- Directive
From the listing below, return each line that includes "strong".

Data records
---

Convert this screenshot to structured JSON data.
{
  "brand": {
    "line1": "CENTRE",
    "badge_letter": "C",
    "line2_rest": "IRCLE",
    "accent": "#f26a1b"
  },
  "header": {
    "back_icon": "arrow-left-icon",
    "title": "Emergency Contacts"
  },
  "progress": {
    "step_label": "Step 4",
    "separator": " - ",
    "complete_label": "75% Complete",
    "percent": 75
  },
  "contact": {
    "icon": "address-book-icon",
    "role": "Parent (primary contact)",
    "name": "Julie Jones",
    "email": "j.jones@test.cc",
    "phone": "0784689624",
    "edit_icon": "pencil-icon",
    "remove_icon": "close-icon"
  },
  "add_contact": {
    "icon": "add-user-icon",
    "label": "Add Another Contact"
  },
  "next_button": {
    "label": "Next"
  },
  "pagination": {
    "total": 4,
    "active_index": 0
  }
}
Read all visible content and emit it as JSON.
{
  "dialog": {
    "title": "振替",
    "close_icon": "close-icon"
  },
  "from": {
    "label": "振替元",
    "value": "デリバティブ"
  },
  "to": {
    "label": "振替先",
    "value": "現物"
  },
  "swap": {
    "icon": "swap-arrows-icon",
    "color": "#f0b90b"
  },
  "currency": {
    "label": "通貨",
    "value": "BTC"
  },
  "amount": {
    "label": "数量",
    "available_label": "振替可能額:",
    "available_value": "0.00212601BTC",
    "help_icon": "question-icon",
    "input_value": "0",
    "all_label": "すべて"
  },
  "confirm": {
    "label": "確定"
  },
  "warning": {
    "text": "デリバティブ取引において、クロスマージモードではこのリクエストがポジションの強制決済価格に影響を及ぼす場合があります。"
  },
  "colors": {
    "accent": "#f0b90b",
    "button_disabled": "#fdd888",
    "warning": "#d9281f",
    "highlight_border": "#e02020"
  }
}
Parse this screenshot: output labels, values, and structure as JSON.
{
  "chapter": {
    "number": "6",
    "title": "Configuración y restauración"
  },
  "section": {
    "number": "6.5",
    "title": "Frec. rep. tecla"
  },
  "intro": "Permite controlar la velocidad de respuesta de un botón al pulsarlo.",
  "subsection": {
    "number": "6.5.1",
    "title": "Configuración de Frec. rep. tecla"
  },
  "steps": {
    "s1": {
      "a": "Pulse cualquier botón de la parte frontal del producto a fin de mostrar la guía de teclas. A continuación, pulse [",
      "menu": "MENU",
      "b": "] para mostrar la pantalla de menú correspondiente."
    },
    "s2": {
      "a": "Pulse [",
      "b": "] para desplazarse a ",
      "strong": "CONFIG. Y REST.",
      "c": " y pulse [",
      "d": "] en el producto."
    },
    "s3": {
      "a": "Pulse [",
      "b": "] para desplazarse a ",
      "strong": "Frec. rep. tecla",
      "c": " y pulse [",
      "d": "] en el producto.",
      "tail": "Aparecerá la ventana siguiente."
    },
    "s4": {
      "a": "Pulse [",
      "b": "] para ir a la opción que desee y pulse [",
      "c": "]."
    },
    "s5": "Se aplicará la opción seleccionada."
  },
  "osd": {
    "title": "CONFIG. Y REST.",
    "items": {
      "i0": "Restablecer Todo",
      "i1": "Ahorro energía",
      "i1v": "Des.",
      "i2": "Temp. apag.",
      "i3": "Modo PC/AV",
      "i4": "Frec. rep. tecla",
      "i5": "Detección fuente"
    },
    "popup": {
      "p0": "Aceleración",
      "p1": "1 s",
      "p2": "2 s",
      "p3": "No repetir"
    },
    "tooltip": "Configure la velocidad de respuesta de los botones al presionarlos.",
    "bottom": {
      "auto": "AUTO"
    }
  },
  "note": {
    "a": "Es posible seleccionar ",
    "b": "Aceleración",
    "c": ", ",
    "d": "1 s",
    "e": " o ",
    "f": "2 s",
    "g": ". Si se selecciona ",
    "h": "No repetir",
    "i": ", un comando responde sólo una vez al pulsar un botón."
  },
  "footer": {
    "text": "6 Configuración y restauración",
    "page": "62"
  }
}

---

- Answer to the problem
      "strong": "CONFIG. Y REST.",
      "strong": "Frec. rep. tecla",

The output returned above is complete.